REQUIRED ACTIONS —
(A) Rewrite the passage on extortion, everything from "To a degree, arguing" down to "the extortionist anyway.", changing "extortionist" to "blackmailer".
(B) Extend the forum discussion about extortion past its final sentence.

DOCUMENT EXCERPT —
::::::::

To a degree, arguing about extortion is arguing about definitions. In the context of the heuristic "don't give in to extortion", we would like to know exactly what the heuristic shouldn't give in to, though, and why.
In my opinion, the main problem is that the extortionist is making a no-downside trade: the thing it is trading is "not torturing simulated humans" or "not killing hostages" or whatever, which probably wasn't worth anything to the extortionist anyway.
A lot of no-downside trades are obviously unfair, so a useful heuristic is not to agree to no-downside trades in general. In fact, extremely unfair trades in general are metaphorically labeled "extortion" (for instance, I'm sure I've heard the term applied to the price of a diamond ring).
We can see cases besides straightforward extortion where people apply the no-downside heuristic. For instance, buying music from iTunes is a no-downside trade for iTunes at first glance: iTunes doesn't lose anything and gains 99 cents. In fact, iTunes has already spent money buying the rights to the music in expectation you'll download it, so this is something of an acausal trade: much like Omega, iTunes is very good at predicting what people will want, and if enough people aren't going to download a track, iTunes won't offer it. Acausal trades are counterintuitive, though, so it makes sense that some people are repelled by this offer and torrent the music instead.
How is offering to supply ice cream characterized as "extortion"?
In any case, I was not using the scenario as a reductio against universal unreciprocated altruism. That notion fails under its own weight, due to complete absence of support.
Sorry, I misread your comment and thought it was an extortion scenario similar to the OP. Now that I've read it more carefully, it's not clear to me that we shouldn't give up the Niobium in order to provide those humans workers with ice cream. (ETA: why did you characterize those humans as indentured workers? It would have worked as well if they were just ordinary salaried workers.)

::::::::

DATASET CONTENT —
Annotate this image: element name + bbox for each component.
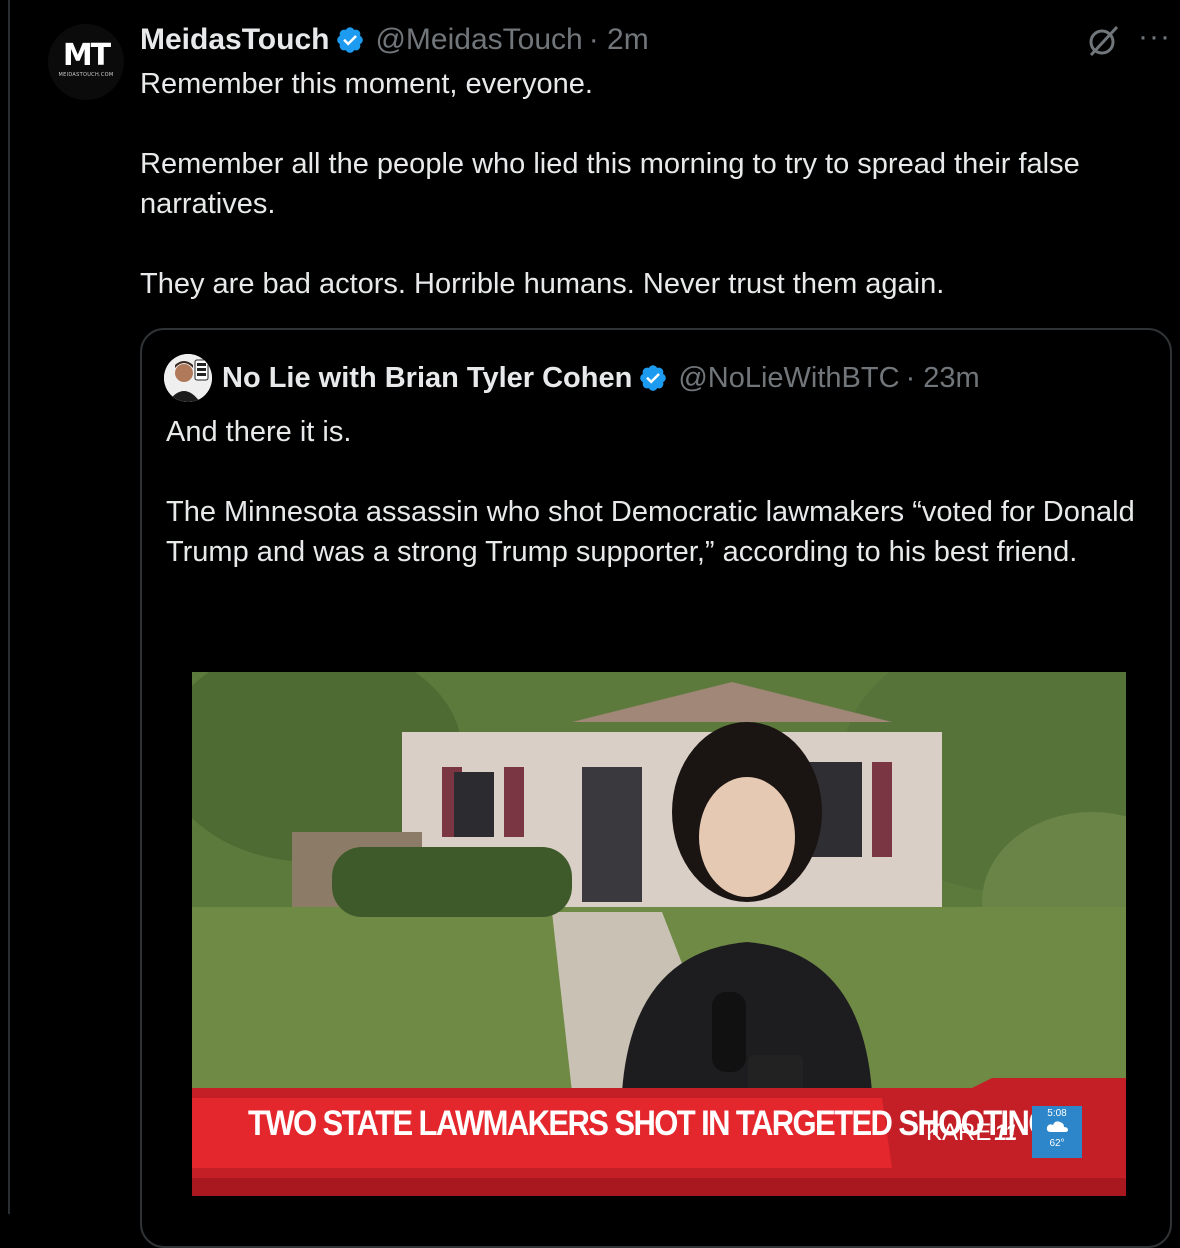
more-icon[interactable]: ··· bbox=[1138, 22, 1171, 52]
tweet-timestamp[interactable]: · 2m bbox=[589, 20, 649, 60]
quoted-tweet-paragraph: The Minnesota assassin who shot Democrat… bbox=[166, 496, 1135, 568]
station-logo: KARE 11 bbox=[926, 1119, 1017, 1147]
author-name[interactable]: MeidasTouch bbox=[140, 20, 329, 60]
quoted-author-handle[interactable]: @NoLieWithBTC bbox=[678, 358, 899, 398]
avatar-logo-subtext: MEIDASTOUCH.COM bbox=[58, 71, 114, 78]
quoted-tweet-paragraph: And there it is. bbox=[166, 416, 352, 448]
quoted-tweet-timestamp[interactable]: · 23m bbox=[906, 358, 980, 398]
grok-icon[interactable] bbox=[1086, 24, 1120, 58]
weather-time: 5:08 bbox=[1047, 1108, 1067, 1119]
weather-temperature: 62° bbox=[1049, 1138, 1065, 1149]
timeline-divider bbox=[8, 0, 10, 1214]
avatar-logo-text: MT bbox=[62, 37, 111, 73]
station-number: 11 bbox=[994, 1120, 1018, 1145]
author-handle[interactable]: @MeidasTouch bbox=[375, 20, 582, 60]
quoted-author-avatar[interactable] bbox=[164, 354, 212, 402]
tweet-paragraph: They are bad actors. Horrible humans. Ne… bbox=[140, 268, 945, 300]
tweet-paragraph: Remember this moment, everyone. bbox=[140, 68, 593, 100]
verified-badge-icon bbox=[337, 27, 364, 53]
quoted-tweet-header: No Lie with Brian Tyler Cohen @NoLieWith… bbox=[222, 358, 980, 398]
quoted-author-name[interactable]: No Lie with Brian Tyler Cohen bbox=[222, 358, 632, 398]
quoted-tweet-card[interactable]: No Lie with Brian Tyler Cohen @NoLieWith… bbox=[140, 328, 1172, 1248]
avatar-portrait-icon bbox=[164, 354, 212, 402]
verified-badge-icon bbox=[640, 365, 667, 391]
video-thumbnail[interactable]: TWO STATE LAWMAKERS SHOT IN TARGETED SHO… bbox=[192, 672, 1126, 1196]
weather-box: 5:08 62° bbox=[1032, 1106, 1082, 1158]
tweet-header: MeidasTouch @MeidasTouch · 2m bbox=[140, 20, 649, 60]
tweet-paragraph: Remember all the people who lied this mo… bbox=[140, 148, 1080, 220]
cloud-icon bbox=[1046, 1121, 1068, 1132]
tweet-body: Remember this moment, everyone. Remember… bbox=[140, 64, 1160, 304]
author-avatar[interactable]: MT MEIDASTOUCH.COM bbox=[48, 24, 124, 100]
station-name: KARE bbox=[926, 1119, 992, 1146]
quoted-tweet-body: And there it is. The Minnesota assassin … bbox=[166, 412, 1156, 572]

::::::::

EXERCISE ANSWERS —
(A)
To a degree, arguing about extortion is arguing about definitions. In the context of the heuristic "don't give in to extortion", we would like to know exactly what the heuristic shouldn't give in to, though, and why.
In my opinion, the main problem is that the blackmailer is making a no-downside trade: the thing it is trading is "not torturing simulated humans" or "not killing hostages" or whatever, which probably wasn't worth anything to the blackmailer anyway.

(B)
Altruists certainly claim to have support for their stated preferences. Or one could argue that preferences don't need to have support. What kind of support do you have for liking ice cream, for example?
Your reading wasn't far off: "in all of these thought experiments" makes your reply remain relevant.
True enough. My main objection to calling my ice cream negotiating tactic 'extortion' is that I really don't like the "just say 'No' to extortion" heuristic. I see no way of definitionally distinguishing extortion from other, less objectionable negotiating stances. Nash's 1953 cooperative game theory model suggests that it is rational to yield to credible threats. I.e. saying 'no' to extortion doesn't win! An AI that begins with the "just say no" heuristic will self-modify to one that dispenses with that heuristic.
I don't think anybody is suggesting building an explicit "just say 'No' to extortion" heuristic into an AI. (I agree we do not have a good definition of "extortion" so when I use the word I use it in an intuitive sense.) We're trying to find a general decision theory that naturally ends up saying no to extortion (when it makes sense to).
Here's an argument that "saying 'no' to extortion doesn't win" can't be the full picture. Some people are more credibly resistant to extortion than others and as a result are less likely to be extorted. We want an AI that is credibly resistant to extortion, if such credibility is possible. Now if other players in the picture are intelligent enough, to the extent of being able to deduce our AI's decision algorithm, then isn't being "credibly resistant to extortion" the same as having a decision algorithm that actually says no to extortion?
ETA: Of course the concept of "credibility" breaks down a bit when all agents are reasoning this way. Which is why the problem is still unsolved!
It does what? How so?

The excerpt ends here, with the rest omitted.